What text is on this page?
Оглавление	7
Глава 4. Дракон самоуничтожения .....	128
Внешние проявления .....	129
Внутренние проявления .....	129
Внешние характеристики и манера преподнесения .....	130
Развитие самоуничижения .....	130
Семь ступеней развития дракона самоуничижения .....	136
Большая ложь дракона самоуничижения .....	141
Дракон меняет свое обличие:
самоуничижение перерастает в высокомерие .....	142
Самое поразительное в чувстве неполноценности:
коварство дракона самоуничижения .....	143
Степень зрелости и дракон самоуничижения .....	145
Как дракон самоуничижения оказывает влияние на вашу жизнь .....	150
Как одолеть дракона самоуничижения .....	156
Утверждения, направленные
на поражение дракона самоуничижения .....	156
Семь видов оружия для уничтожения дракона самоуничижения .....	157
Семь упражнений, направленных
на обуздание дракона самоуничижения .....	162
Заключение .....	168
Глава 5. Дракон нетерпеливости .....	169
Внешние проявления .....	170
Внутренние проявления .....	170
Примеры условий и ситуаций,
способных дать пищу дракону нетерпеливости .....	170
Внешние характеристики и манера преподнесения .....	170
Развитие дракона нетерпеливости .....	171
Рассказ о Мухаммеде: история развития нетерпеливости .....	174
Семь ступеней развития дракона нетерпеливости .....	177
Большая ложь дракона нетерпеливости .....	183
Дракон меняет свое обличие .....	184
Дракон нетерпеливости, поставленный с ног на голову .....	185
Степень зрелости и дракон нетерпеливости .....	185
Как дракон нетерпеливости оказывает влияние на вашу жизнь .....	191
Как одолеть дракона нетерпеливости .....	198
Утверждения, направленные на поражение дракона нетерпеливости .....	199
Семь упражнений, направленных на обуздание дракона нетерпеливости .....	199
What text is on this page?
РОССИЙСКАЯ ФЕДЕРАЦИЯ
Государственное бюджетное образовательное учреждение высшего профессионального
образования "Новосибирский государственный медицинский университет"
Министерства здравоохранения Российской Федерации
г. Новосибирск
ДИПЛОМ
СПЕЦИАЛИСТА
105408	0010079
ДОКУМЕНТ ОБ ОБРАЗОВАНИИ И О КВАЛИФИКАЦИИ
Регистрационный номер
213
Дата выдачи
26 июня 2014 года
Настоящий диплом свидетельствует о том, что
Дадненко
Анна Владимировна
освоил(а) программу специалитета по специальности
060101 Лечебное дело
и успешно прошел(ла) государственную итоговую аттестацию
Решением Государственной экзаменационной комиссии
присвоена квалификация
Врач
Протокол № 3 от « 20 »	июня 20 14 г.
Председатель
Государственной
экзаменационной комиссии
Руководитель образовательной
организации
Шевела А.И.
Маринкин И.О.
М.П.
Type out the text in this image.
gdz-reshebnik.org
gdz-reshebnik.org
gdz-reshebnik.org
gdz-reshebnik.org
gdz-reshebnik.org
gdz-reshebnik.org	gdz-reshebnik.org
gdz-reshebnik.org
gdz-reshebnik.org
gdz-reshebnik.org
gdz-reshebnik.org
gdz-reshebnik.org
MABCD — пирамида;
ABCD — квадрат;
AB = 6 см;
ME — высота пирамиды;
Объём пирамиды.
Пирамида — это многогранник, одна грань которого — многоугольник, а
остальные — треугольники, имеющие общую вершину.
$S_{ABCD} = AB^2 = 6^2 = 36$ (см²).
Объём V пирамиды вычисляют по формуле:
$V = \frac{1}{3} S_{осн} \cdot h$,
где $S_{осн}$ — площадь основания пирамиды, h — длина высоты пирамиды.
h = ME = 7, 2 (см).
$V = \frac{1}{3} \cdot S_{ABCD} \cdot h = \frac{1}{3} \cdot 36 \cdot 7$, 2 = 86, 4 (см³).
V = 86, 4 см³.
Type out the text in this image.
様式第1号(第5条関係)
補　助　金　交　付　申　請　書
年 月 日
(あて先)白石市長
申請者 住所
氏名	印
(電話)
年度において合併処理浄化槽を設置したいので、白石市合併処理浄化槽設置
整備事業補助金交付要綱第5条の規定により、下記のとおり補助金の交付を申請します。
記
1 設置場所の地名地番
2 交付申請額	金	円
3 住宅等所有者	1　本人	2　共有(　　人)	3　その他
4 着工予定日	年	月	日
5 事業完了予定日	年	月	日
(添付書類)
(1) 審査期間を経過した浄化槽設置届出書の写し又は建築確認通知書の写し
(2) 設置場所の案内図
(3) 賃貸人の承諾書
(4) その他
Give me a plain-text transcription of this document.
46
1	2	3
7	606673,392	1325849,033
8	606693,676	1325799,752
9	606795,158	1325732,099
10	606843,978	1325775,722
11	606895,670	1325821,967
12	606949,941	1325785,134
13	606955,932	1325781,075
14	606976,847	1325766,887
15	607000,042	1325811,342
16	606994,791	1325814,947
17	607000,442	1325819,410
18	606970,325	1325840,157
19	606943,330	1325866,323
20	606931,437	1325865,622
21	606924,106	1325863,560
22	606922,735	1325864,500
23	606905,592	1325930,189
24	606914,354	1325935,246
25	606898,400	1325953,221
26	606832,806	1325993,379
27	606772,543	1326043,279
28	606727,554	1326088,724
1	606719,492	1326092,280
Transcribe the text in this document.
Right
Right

════════

Stated problem: Here, the records must be output exactly and in full.

Answer for this exercise:
What text is on this page?
Оглавление	7
Глава 4. Дракон самоуничтожения .....	128
Внешние проявления .....	129
Внутренние проявления .....	129
Внешние характеристики и манера преподнесения .....	130
Развитие самоуничижения .....	130
Семь ступеней развития дракона самоуничижения .....	136
Большая ложь дракона самоуничижения .....	141
Дракон меняет свое обличие:
самоуничижение перерастает в высокомерие .....	142
Самое поразительное в чувстве неполноценности:
коварство дракона самоуничижения .....	143
Степень зрелости и дракон самоуничижения .....	145
Как дракон самоуничижения оказывает влияние на вашу жизнь .....	150
Как одолеть дракона самоуничижения .....	156
Утверждения, направленные
на поражение дракона самоуничижения .....	156
Семь видов оружия для уничтожения дракона самоуничижения .....	157
Семь упражнений, направленных
на обуздание дракона самоуничижения .....	162
Заключение .....	168
Глава 5. Дракон нетерпеливости .....	169
Внешние проявления .....	170
Внутренние проявления .....	170
Примеры условий и ситуаций,
способных дать пищу дракону нетерпеливости .....	170
Внешние характеристики и манера преподнесения .....	170
Развитие дракона нетерпеливости .....	171
Рассказ о Мухаммеде: история развития нетерпеливости .....	174
Семь ступеней развития дракона нетерпеливости .....	177
Большая ложь дракона нетерпеливости .....	183
Дракон меняет свое обличие .....	184
Дракон нетерпеливости, поставленный с ног на голову .....	185
Степень зрелости и дракон нетерпеливости .....	185
Как дракон нетерпеливости оказывает влияние на вашу жизнь .....	191
Как одолеть дракона нетерпеливости .....	198
Утверждения, направленные на поражение дракона нетерпеливости .....	199
Семь упражнений, направленных на обуздание дракона нетерпеливости .....	199
What text is on this page?
РОССИЙСКАЯ ФЕДЕРАЦИЯ
Государственное бюджетное образовательное учреждение высшего профессионального
образования "Новосибирский государственный медицинский университет"
Министерства здравоохранения Российской Федерации
г. Новосибирск
ДИПЛОМ
СПЕЦИАЛИСТА
105408	0010079
ДОКУМЕНТ ОБ ОБРАЗОВАНИИ И О КВАЛИФИКАЦИИ
Регистрационный номер
213
Дата выдачи
26 июня 2014 года
Настоящий диплом свидетельствует о том, что
Дадненко
Анна Владимировна
освоил(а) программу специалитета по специальности
060101 Лечебное дело
и успешно прошел(ла) государственную итоговую аттестацию
Решением Государственной экзаменационной комиссии
присвоена квалификация
Врач
Протокол № 3 от « 20 »	июня 20 14 г.
Председатель
Государственной
экзаменационной комиссии
Руководитель образовательной
организации
Шевела А.И.
Маринкин И.О.
М.П.
Type out the text in this image.
gdz-reshebnik.org
gdz-reshebnik.org
gdz-reshebnik.org
gdz-reshebnik.org
gdz-reshebnik.org
gdz-reshebnik.org	gdz-reshebnik.org
gdz-reshebnik.org
gdz-reshebnik.org
gdz-reshebnik.org
gdz-reshebnik.org
gdz-reshebnik.org
MABCD — пирамида;
ABCD — квадрат;
AB = 6 см;
ME — высота пирамиды;
Объём пирамиды.
Пирамида — это многогранник, одна грань которого — многоугольник, а
остальные — треугольники, имеющие общую вершину.
$S_{ABCD} = AB^2 = 6^2 = 36$ (см²).
Объём V пирамиды вычисляют по формуле:
$V = \frac{1}{3} S_{осн} \cdot h$,
где $S_{осн}$ — площадь основания пирамиды, h — длина высоты пирамиды.
h = ME = 7, 2 (см).
$V = \frac{1}{3} \cdot S_{ABCD} \cdot h = \frac{1}{3} \cdot 36 \cdot 7$, 2 = 86, 4 (см³).
V = 86, 4 см³.
Type out the text in this image.
様式第1号(第5条関係)
補　助　金　交　付　申　請　書
年 月 日
(あて先)白石市長
申請者 住所
氏名	印
(電話)
年度において合併処理浄化槽を設置したいので、白石市合併処理浄化槽設置
整備事業補助金交付要綱第5条の規定により、下記のとおり補助金の交付を申請します。
記
1 設置場所の地名地番
2 交付申請額	金	円
3 住宅等所有者	1　本人	2　共有(　　人)	3　その他
4 着工予定日	年	月	日
5 事業完了予定日	年	月	日
(添付書類)
(1) 審査期間を経過した浄化槽設置届出書の写し又は建築確認通知書の写し
(2) 設置場所の案内図
(3) 賃貸人の承諾書
(4) その他
Give me a plain-text transcription of this document.
46
1	2	3
7	606673,392	1325849,033
8	606693,676	1325799,752
9	606795,158	1325732,099
10	606843,978	1325775,722
11	606895,670	1325821,967
12	606949,941	1325785,134
13	606955,932	1325781,075
14	606976,847	1325766,887
15	607000,042	1325811,342
16	606994,791	1325814,947
17	607000,442	1325819,410
18	606970,325	1325840,157
19	606943,330	1325866,323
20	606931,437	1325865,622
21	606924,106	1325863,560
22	606922,735	1325864,500
23	606905,592	1325930,189
24	606914,354	1325935,246
25	606898,400	1325953,221
26	606832,806	1325993,379
27	606772,543	1326043,279
28	606727,554	1326088,724
1	606719,492	1326092,280
Transcribe the text in this document.
Right
Right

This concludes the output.